Short problem >>
Reproduce the records below in their entirety, character for character.

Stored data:
<<<<
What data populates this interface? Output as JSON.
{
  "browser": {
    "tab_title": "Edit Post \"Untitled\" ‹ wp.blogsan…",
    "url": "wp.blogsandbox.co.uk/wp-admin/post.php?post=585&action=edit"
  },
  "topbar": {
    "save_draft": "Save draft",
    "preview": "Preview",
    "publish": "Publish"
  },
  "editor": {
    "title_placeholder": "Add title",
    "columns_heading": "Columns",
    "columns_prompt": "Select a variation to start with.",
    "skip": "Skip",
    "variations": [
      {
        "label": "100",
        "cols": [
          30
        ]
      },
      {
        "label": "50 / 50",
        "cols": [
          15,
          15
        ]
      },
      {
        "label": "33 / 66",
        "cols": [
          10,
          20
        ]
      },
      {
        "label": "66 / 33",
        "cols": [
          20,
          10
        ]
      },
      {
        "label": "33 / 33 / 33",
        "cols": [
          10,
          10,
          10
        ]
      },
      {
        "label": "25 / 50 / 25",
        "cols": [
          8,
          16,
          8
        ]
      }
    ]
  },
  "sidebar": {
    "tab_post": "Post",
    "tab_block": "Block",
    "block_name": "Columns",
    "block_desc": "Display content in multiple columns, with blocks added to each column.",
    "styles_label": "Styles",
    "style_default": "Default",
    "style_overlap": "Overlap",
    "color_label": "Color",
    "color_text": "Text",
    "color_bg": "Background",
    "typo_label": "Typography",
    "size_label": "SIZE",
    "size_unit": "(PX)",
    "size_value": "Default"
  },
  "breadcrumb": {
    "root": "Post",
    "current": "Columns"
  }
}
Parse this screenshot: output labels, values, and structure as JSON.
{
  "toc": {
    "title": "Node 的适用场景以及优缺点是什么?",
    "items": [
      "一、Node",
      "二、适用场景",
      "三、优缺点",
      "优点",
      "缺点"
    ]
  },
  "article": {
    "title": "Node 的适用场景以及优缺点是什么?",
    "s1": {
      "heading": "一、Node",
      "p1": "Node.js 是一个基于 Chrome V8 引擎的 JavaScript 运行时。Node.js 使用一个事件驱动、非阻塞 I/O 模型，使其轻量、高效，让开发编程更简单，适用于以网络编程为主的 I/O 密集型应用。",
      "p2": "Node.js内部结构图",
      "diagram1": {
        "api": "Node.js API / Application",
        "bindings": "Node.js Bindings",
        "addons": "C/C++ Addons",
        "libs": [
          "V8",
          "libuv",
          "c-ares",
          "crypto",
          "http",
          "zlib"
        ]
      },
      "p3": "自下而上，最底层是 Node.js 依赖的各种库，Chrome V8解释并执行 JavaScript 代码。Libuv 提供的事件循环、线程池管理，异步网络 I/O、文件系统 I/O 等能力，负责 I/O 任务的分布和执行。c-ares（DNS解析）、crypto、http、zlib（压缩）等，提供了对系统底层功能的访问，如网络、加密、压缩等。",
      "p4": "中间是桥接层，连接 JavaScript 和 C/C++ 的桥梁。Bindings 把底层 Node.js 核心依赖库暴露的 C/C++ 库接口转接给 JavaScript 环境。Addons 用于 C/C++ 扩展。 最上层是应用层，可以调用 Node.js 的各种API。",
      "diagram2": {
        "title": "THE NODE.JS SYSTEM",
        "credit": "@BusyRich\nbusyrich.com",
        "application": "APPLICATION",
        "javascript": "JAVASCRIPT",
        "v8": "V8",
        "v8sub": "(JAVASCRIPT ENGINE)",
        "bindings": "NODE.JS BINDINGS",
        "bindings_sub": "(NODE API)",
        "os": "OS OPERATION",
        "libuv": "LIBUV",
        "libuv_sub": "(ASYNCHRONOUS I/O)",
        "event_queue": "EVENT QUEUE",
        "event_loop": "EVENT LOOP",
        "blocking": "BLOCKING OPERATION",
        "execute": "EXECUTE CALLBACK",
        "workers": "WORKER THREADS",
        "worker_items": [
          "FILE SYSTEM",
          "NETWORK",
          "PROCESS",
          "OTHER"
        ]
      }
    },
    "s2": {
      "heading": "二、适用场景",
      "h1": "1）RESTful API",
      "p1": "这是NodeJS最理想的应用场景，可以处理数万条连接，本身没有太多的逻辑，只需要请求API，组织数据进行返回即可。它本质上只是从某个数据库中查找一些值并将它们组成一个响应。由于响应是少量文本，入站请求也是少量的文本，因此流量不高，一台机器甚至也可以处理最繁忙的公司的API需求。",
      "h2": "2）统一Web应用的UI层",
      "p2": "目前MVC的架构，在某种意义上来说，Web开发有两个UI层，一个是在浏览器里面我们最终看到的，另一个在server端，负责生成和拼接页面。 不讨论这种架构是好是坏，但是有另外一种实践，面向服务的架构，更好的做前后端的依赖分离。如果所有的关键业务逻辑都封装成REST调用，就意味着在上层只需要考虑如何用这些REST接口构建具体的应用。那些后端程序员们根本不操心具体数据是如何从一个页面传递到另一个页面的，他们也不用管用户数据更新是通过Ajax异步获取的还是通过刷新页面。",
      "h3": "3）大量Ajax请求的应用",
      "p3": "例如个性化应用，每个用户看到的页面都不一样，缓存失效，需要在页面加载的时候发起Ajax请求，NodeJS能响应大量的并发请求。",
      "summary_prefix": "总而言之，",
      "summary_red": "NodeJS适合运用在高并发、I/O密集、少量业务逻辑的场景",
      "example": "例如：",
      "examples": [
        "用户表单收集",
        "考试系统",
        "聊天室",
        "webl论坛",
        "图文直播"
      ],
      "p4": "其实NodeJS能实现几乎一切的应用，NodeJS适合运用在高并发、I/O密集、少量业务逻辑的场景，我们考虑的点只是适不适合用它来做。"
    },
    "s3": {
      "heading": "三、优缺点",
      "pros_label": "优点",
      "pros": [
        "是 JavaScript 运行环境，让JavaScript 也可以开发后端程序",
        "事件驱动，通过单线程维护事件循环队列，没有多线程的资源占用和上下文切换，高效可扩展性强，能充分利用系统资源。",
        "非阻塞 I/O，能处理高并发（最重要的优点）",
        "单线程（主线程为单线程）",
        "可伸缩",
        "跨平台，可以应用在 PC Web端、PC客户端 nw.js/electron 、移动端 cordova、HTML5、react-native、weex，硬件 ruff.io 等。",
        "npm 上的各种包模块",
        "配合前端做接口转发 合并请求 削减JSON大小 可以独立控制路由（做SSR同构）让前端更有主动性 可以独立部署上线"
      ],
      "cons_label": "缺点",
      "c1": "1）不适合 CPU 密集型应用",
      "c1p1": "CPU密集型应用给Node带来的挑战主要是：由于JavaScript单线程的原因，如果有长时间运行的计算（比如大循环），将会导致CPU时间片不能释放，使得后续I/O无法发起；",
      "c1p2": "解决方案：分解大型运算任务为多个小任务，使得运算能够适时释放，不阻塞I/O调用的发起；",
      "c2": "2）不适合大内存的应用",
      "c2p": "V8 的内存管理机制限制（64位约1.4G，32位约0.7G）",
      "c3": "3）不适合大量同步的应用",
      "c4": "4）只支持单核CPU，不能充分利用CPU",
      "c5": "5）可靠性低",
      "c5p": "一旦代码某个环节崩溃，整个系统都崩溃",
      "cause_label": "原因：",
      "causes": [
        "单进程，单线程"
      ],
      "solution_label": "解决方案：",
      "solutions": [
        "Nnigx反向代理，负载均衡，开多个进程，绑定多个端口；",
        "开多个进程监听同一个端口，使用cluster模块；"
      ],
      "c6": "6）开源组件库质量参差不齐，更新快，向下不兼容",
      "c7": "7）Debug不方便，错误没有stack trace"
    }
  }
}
>>>>
Output below >>
What data populates this interface? Output as JSON.
{
  "browser": {
    "tab_title": "Edit Post \"Untitled\" ‹ wp.blogsan…",
    "url": "wp.blogsandbox.co.uk/wp-admin/post.php?post=585&action=edit"
  },
  "topbar": {
    "save_draft": "Save draft",
    "preview": "Preview",
    "publish": "Publish"
  },
  "editor": {
    "title_placeholder": "Add title",
    "columns_heading": "Columns",
    "columns_prompt": "Select a variation to start with.",
    "skip": "Skip",
    "variations": [
      {
        "label": "100",
        "cols": [
          30
        ]
      },
      {
        "label": "50 / 50",
        "cols": [
          15,
          15
        ]
      },
      {
        "label": "33 / 66",
        "cols": [
          10,
          20
        ]
      },
      {
        "label": "66 / 33",
        "cols": [
          20,
          10
        ]
      },
      {
        "label": "33 / 33 / 33",
        "cols": [
          10,
          10,
          10
        ]
      },
      {
        "label": "25 / 50 / 25",
        "cols": [
          8,
          16,
          8
        ]
      }
    ]
  },
  "sidebar": {
    "tab_post": "Post",
    "tab_block": "Block",
    "block_name": "Columns",
    "block_desc": "Display content in multiple columns, with blocks added to each column.",
    "styles_label": "Styles",
    "style_default": "Default",
    "style_overlap": "Overlap",
    "color_label": "Color",
    "color_text": "Text",
    "color_bg": "Background",
    "typo_label": "Typography",
    "size_label": "SIZE",
    "size_unit": "(PX)",
    "size_value": "Default"
  },
  "breadcrumb": {
    "root": "Post",
    "current": "Columns"
  }
}
Parse this screenshot: output labels, values, and structure as JSON.
{
  "toc": {
    "title": "Node 的适用场景以及优缺点是什么?",
    "items": [
      "一、Node",
      "二、适用场景",
      "三、优缺点",
      "优点",
      "缺点"
    ]
  },
  "article": {
    "title": "Node 的适用场景以及优缺点是什么?",
    "s1": {
      "heading": "一、Node",
      "p1": "Node.js 是一个基于 Chrome V8 引擎的 JavaScript 运行时。Node.js 使用一个事件驱动、非阻塞 I/O 模型，使其轻量、高效，让开发编程更简单，适用于以网络编程为主的 I/O 密集型应用。",
      "p2": "Node.js内部结构图",
      "diagram1": {
        "api": "Node.js API / Application",
        "bindings": "Node.js Bindings",
        "addons": "C/C++ Addons",
        "libs": [
          "V8",
          "libuv",
          "c-ares",
          "crypto",
          "http",
          "zlib"
        ]
      },
      "p3": "自下而上，最底层是 Node.js 依赖的各种库，Chrome V8解释并执行 JavaScript 代码。Libuv 提供的事件循环、线程池管理，异步网络 I/O、文件系统 I/O 等能力，负责 I/O 任务的分布和执行。c-ares（DNS解析）、crypto、http、zlib（压缩）等，提供了对系统底层功能的访问，如网络、加密、压缩等。",
      "p4": "中间是桥接层，连接 JavaScript 和 C/C++ 的桥梁。Bindings 把底层 Node.js 核心依赖库暴露的 C/C++ 库接口转接给 JavaScript 环境。Addons 用于 C/C++ 扩展。 最上层是应用层，可以调用 Node.js 的各种API。",
      "diagram2": {
        "title": "THE NODE.JS SYSTEM",
        "credit": "@BusyRich\nbusyrich.com",
        "application": "APPLICATION",
        "javascript": "JAVASCRIPT",
        "v8": "V8",
        "v8sub": "(JAVASCRIPT ENGINE)",
        "bindings": "NODE.JS BINDINGS",
        "bindings_sub": "(NODE API)",
        "os": "OS OPERATION",
        "libuv": "LIBUV",
        "libuv_sub": "(ASYNCHRONOUS I/O)",
        "event_queue": "EVENT QUEUE",
        "event_loop": "EVENT LOOP",
        "blocking": "BLOCKING OPERATION",
        "execute": "EXECUTE CALLBACK",
        "workers": "WORKER THREADS",
        "worker_items": [
          "FILE SYSTEM",
          "NETWORK",
          "PROCESS",
          "OTHER"
        ]
      }
    },
    "s2": {
      "heading": "二、适用场景",
      "h1": "1）RESTful API",
      "p1": "这是NodeJS最理想的应用场景，可以处理数万条连接，本身没有太多的逻辑，只需要请求API，组织数据进行返回即可。它本质上只是从某个数据库中查找一些值并将它们组成一个响应。由于响应是少量文本，入站请求也是少量的文本，因此流量不高，一台机器甚至也可以处理最繁忙的公司的API需求。",
      "h2": "2）统一Web应用的UI层",
      "p2": "目前MVC的架构，在某种意义上来说，Web开发有两个UI层，一个是在浏览器里面我们最终看到的，另一个在server端，负责生成和拼接页面。 不讨论这种架构是好是坏，但是有另外一种实践，面向服务的架构，更好的做前后端的依赖分离。如果所有的关键业务逻辑都封装成REST调用，就意味着在上层只需要考虑如何用这些REST接口构建具体的应用。那些后端程序员们根本不操心具体数据是如何从一个页面传递到另一个页面的，他们也不用管用户数据更新是通过Ajax异步获取的还是通过刷新页面。",
      "h3": "3）大量Ajax请求的应用",
      "p3": "例如个性化应用，每个用户看到的页面都不一样，缓存失效，需要在页面加载的时候发起Ajax请求，NodeJS能响应大量的并发请求。",
      "summary_prefix": "总而言之，",
      "summary_red": "NodeJS适合运用在高并发、I/O密集、少量业务逻辑的场景",
      "example": "例如：",
      "examples": [
        "用户表单收集",
        "考试系统",
        "聊天室",
        "webl论坛",
        "图文直播"
      ],
      "p4": "其实NodeJS能实现几乎一切的应用，NodeJS适合运用在高并发、I/O密集、少量业务逻辑的场景，我们考虑的点只是适不适合用它来做。"
    },
    "s3": {
      "heading": "三、优缺点",
      "pros_label": "优点",
      "pros": [
        "是 JavaScript 运行环境，让JavaScript 也可以开发后端程序",
        "事件驱动，通过单线程维护事件循环队列，没有多线程的资源占用和上下文切换，高效可扩展性强，能充分利用系统资源。",
        "非阻塞 I/O，能处理高并发（最重要的优点）",
        "单线程（主线程为单线程）",
        "可伸缩",
        "跨平台，可以应用在 PC Web端、PC客户端 nw.js/electron 、移动端 cordova、HTML5、react-native、weex，硬件 ruff.io 等。",
        "npm 上的各种包模块",
        "配合前端做接口转发 合并请求 削减JSON大小 可以独立控制路由（做SSR同构）让前端更有主动性 可以独立部署上线"
      ],
      "cons_label": "缺点",
      "c1": "1）不适合 CPU 密集型应用",
      "c1p1": "CPU密集型应用给Node带来的挑战主要是：由于JavaScript单线程的原因，如果有长时间运行的计算（比如大循环），将会导致CPU时间片不能释放，使得后续I/O无法发起；",
      "c1p2": "解决方案：分解大型运算任务为多个小任务，使得运算能够适时释放，不阻塞I/O调用的发起；",
      "c2": "2）不适合大内存的应用",
      "c2p": "V8 的内存管理机制限制（64位约1.4G，32位约0.7G）",
      "c3": "3）不适合大量同步的应用",
      "c4": "4）只支持单核CPU，不能充分利用CPU",
      "c5": "5）可靠性低",
      "c5p": "一旦代码某个环节崩溃，整个系统都崩溃",
      "cause_label": "原因：",
      "causes": [
        "单进程，单线程"
      ],
      "solution_label": "解决方案：",
      "solutions": [
        "Nnigx反向代理，负载均衡，开多个进程，绑定多个端口；",
        "开多个进程监听同一个端口，使用cluster模块；"
      ],
      "c6": "6）开源组件库质量参差不齐，更新快，向下不兼容",
      "c7": "7）Debug不方便，错误没有stack trace"
    }
  }
}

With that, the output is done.